[Dataset items]
·····
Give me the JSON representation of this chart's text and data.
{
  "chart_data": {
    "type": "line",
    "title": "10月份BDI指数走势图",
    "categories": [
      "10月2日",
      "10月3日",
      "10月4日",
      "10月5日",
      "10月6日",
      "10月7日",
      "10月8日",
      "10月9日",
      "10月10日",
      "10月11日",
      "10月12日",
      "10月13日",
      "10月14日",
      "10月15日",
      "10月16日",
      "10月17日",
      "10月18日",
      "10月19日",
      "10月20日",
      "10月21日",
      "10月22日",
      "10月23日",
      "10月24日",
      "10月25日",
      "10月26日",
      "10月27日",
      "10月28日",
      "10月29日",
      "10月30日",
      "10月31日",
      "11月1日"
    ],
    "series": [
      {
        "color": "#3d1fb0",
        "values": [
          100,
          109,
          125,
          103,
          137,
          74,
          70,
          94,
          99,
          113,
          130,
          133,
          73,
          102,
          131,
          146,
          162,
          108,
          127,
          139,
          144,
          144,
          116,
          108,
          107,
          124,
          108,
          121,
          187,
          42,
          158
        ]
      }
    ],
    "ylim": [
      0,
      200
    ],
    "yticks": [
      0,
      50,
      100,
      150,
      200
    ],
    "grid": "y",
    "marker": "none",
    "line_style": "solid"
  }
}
·····
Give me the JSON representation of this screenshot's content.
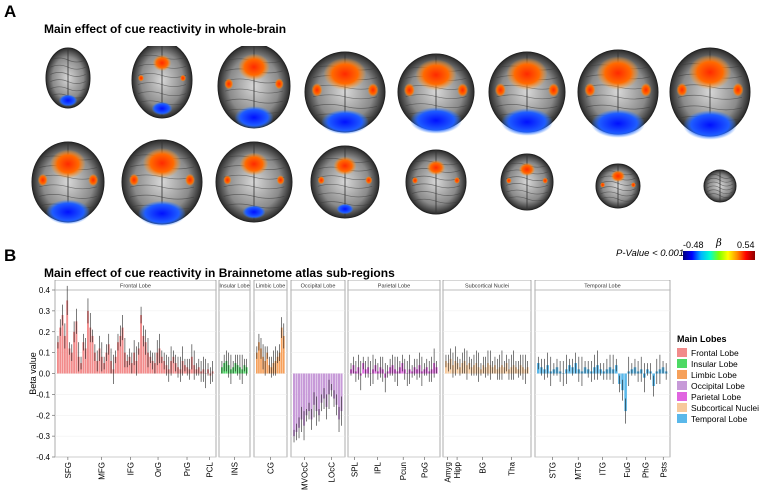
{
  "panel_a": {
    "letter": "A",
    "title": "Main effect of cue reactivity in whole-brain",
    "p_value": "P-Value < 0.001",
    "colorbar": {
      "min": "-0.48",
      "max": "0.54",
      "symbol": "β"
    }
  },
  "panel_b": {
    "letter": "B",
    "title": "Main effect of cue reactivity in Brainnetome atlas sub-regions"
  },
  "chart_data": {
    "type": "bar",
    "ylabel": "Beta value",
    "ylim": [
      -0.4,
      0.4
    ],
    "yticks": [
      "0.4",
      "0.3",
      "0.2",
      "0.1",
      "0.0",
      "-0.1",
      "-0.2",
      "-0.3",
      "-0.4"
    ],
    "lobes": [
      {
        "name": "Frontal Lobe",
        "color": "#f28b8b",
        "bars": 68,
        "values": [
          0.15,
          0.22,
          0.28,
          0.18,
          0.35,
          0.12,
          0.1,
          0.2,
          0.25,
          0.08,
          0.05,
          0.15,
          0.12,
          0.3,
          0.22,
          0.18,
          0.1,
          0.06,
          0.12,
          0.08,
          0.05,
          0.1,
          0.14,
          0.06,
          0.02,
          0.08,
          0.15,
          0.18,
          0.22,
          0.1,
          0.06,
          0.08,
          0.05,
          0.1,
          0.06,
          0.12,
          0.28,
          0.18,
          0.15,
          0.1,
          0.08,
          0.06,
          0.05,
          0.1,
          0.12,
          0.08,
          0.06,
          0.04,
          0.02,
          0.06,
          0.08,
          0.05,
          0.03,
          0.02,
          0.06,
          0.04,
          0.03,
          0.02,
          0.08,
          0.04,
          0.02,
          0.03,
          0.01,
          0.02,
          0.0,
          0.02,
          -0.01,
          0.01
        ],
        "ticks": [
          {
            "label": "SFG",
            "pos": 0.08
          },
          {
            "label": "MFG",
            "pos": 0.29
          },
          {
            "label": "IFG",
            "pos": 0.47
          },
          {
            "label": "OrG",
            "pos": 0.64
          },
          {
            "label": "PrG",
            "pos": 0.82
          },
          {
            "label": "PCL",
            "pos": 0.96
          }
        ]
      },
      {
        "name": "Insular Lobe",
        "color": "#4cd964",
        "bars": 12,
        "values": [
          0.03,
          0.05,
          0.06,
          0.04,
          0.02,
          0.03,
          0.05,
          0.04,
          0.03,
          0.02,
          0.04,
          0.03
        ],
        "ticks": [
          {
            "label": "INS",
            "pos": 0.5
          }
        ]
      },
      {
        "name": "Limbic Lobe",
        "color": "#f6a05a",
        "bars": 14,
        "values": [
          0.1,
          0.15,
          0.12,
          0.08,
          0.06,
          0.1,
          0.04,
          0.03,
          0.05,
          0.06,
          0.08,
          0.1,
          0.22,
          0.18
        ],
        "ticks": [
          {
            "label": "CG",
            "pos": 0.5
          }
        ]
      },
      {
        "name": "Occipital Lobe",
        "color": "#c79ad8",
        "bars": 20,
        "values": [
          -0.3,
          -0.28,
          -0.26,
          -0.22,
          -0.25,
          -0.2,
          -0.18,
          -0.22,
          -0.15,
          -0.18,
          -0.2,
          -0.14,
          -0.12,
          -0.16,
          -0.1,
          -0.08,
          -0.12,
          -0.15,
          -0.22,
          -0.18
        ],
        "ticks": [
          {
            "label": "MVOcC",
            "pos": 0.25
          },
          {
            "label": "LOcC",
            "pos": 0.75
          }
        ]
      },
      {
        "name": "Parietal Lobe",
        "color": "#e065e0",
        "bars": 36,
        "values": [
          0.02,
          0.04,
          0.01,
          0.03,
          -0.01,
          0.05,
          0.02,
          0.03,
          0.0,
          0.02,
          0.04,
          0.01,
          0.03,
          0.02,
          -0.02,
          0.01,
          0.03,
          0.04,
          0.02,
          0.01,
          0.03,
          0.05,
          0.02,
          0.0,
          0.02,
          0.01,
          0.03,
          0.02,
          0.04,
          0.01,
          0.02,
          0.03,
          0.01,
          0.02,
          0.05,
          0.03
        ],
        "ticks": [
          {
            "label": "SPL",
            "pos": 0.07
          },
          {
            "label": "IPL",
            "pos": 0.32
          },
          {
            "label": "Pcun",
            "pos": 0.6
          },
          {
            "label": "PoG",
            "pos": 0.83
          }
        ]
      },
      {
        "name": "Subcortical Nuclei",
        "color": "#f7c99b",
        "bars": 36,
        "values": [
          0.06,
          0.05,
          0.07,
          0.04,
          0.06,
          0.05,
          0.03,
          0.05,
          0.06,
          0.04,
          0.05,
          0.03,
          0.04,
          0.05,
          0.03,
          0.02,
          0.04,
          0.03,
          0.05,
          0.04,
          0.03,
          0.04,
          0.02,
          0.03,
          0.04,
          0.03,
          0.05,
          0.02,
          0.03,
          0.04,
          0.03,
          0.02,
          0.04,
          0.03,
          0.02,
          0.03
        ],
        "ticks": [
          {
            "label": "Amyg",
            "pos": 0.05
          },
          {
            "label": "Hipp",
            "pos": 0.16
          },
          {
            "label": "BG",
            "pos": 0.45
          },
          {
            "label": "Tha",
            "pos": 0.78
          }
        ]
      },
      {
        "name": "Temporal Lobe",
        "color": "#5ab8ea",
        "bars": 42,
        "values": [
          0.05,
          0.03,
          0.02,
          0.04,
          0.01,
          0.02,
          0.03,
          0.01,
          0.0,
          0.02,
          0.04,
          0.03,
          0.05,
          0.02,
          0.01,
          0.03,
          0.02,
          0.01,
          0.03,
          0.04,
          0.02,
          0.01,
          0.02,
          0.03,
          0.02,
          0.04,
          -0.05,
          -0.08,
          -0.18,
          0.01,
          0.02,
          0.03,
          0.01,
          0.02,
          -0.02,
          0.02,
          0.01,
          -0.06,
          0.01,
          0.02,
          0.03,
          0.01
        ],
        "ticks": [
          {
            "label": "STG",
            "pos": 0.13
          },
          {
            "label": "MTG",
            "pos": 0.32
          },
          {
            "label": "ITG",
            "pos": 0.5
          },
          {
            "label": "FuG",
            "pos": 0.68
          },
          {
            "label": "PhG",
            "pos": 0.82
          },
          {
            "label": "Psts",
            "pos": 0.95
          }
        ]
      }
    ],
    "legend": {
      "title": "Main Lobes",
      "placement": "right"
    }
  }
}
·····
_Exercise aim_
Among the entries above, how many lines hold the word "bars"? Reply with only that number.

_Exercise result_
7